(Given problem):
Identify every line in the records below that contains the word "сегодня", and reproduce each one.
** Start Provided material **
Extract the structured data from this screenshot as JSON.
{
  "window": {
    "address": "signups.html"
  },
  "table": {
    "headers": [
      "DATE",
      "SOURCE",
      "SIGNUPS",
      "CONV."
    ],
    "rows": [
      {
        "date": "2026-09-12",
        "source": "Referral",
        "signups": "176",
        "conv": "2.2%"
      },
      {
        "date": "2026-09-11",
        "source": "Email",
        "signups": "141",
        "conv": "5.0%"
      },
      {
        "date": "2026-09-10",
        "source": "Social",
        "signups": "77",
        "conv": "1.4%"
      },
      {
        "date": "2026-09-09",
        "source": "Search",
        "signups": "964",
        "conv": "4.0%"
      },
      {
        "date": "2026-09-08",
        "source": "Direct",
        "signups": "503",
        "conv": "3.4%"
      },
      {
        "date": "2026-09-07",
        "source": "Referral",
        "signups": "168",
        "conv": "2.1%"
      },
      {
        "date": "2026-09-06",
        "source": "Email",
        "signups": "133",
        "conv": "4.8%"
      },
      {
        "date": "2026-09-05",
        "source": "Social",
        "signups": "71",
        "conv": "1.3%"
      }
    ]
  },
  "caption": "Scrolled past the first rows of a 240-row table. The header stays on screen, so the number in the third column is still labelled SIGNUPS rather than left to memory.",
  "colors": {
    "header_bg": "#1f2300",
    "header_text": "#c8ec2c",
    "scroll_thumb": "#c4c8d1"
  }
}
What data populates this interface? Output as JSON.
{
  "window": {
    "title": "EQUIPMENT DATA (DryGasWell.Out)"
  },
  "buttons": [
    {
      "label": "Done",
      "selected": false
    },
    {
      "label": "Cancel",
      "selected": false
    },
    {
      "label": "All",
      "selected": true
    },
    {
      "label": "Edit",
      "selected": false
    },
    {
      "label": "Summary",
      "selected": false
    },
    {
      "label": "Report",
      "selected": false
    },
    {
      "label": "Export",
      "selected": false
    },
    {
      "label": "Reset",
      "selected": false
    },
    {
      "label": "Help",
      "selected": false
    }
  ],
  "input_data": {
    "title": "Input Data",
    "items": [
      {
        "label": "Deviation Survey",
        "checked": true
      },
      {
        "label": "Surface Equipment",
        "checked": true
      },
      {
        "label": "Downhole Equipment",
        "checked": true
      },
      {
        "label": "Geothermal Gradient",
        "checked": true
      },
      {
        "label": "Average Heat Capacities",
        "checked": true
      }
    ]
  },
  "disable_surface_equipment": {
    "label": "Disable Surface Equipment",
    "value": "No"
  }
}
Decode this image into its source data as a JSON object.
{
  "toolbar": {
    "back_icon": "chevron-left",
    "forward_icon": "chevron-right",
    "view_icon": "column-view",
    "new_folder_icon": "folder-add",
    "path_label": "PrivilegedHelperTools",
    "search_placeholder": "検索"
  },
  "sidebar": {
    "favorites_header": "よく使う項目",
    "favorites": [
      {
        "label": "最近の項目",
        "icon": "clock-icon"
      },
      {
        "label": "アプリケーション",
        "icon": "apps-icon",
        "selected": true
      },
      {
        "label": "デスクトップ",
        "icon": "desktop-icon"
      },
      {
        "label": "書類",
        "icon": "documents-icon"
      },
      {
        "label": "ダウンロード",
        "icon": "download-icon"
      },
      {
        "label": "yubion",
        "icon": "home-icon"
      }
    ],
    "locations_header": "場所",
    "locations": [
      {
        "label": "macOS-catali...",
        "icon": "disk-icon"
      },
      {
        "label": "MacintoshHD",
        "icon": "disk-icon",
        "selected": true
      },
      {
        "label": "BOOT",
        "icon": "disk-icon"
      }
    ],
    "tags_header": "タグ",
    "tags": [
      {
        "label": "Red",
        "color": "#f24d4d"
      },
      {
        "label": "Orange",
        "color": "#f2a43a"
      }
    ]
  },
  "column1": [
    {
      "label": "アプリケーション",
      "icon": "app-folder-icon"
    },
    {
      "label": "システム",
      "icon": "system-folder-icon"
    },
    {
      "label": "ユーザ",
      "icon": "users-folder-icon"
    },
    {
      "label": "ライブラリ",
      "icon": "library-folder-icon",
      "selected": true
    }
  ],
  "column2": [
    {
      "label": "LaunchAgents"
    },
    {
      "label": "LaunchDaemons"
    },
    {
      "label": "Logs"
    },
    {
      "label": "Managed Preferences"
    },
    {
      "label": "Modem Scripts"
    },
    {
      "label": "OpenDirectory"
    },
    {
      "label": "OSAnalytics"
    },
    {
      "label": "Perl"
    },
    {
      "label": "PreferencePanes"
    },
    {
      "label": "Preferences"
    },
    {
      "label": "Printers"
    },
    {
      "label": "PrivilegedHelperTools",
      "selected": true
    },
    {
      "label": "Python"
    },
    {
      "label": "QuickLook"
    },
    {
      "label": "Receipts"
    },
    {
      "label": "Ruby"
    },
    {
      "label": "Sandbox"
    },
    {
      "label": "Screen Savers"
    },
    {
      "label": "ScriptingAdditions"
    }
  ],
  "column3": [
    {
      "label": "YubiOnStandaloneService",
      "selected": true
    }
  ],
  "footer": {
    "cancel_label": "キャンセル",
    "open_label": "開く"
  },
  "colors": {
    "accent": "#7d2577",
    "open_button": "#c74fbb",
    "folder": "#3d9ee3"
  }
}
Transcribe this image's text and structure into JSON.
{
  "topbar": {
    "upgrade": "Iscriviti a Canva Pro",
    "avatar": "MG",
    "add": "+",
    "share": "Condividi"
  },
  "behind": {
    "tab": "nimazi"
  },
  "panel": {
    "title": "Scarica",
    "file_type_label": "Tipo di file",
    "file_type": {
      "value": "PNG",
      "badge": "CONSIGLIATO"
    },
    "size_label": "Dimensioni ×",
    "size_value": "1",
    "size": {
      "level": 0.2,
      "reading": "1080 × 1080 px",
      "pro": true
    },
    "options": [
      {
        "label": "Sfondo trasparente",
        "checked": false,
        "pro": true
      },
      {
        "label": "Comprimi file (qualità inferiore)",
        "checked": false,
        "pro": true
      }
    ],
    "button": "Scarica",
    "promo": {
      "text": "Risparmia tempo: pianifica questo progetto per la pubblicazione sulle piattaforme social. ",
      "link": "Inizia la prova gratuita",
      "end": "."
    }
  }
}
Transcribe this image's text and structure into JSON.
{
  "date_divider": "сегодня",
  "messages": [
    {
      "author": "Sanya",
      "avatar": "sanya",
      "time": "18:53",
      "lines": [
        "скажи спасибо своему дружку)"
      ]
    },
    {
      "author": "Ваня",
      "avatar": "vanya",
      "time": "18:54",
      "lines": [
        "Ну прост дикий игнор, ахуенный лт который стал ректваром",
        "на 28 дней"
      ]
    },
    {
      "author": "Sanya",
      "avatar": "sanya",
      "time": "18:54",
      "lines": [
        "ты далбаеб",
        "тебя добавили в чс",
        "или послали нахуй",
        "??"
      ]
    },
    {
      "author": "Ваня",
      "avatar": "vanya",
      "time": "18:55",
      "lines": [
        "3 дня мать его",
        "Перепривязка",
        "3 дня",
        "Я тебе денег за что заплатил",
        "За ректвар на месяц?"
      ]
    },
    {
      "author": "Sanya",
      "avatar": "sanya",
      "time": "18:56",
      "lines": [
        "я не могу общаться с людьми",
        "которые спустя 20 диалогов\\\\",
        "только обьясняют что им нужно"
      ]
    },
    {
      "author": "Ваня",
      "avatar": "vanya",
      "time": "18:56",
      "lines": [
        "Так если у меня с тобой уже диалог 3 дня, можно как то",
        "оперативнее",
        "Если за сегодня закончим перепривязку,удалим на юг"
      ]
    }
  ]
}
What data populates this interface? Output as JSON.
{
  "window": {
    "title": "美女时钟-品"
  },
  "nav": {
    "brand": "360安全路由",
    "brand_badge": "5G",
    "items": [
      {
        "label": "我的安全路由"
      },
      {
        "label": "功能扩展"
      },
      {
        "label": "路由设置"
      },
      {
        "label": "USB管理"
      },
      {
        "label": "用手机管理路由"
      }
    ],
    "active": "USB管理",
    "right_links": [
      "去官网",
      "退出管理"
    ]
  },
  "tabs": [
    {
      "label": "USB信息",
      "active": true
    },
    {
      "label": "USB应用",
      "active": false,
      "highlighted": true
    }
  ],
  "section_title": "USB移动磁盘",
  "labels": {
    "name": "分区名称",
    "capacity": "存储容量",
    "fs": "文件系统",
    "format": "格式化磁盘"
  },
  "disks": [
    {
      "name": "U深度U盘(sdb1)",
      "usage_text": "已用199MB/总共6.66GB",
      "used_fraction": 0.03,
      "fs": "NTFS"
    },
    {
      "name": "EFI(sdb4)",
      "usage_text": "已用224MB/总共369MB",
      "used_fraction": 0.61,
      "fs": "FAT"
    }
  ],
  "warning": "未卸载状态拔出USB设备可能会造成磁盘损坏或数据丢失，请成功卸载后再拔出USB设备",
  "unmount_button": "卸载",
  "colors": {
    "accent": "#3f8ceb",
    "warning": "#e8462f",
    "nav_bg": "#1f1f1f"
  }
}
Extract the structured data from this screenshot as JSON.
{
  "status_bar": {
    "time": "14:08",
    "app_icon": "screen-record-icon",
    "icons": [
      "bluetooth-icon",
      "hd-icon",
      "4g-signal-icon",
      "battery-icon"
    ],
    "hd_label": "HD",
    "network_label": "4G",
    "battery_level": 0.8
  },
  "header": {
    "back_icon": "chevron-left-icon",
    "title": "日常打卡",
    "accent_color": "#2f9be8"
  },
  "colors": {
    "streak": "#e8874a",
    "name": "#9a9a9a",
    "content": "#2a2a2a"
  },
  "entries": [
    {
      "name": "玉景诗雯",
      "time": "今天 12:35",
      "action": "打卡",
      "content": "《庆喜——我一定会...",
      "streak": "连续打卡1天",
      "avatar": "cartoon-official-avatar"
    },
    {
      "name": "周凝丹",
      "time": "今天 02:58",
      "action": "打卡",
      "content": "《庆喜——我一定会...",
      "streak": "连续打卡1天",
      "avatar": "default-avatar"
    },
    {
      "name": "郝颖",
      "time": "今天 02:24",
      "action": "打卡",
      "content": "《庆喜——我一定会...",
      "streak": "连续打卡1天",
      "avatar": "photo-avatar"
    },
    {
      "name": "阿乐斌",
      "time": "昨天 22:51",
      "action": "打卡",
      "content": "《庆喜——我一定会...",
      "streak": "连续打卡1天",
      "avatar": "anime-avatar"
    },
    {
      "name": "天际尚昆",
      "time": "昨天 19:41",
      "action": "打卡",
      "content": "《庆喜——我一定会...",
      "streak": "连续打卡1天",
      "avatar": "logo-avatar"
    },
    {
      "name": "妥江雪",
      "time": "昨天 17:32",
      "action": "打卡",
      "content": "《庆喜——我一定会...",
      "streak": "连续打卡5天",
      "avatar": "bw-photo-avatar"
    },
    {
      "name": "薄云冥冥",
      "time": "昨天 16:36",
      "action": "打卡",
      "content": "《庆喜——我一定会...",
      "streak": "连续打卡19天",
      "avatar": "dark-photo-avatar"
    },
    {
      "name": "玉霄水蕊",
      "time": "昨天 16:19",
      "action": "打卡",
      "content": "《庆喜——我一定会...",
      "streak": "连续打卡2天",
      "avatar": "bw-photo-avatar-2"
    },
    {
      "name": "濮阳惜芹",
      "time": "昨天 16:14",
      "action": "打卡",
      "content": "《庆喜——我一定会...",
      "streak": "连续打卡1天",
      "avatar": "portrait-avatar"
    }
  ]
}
** End Provided material **
(Output of the exercise):
  "date_divider": "сегодня",
        "Если за сегодня закончим перепривязку,удалим на юг"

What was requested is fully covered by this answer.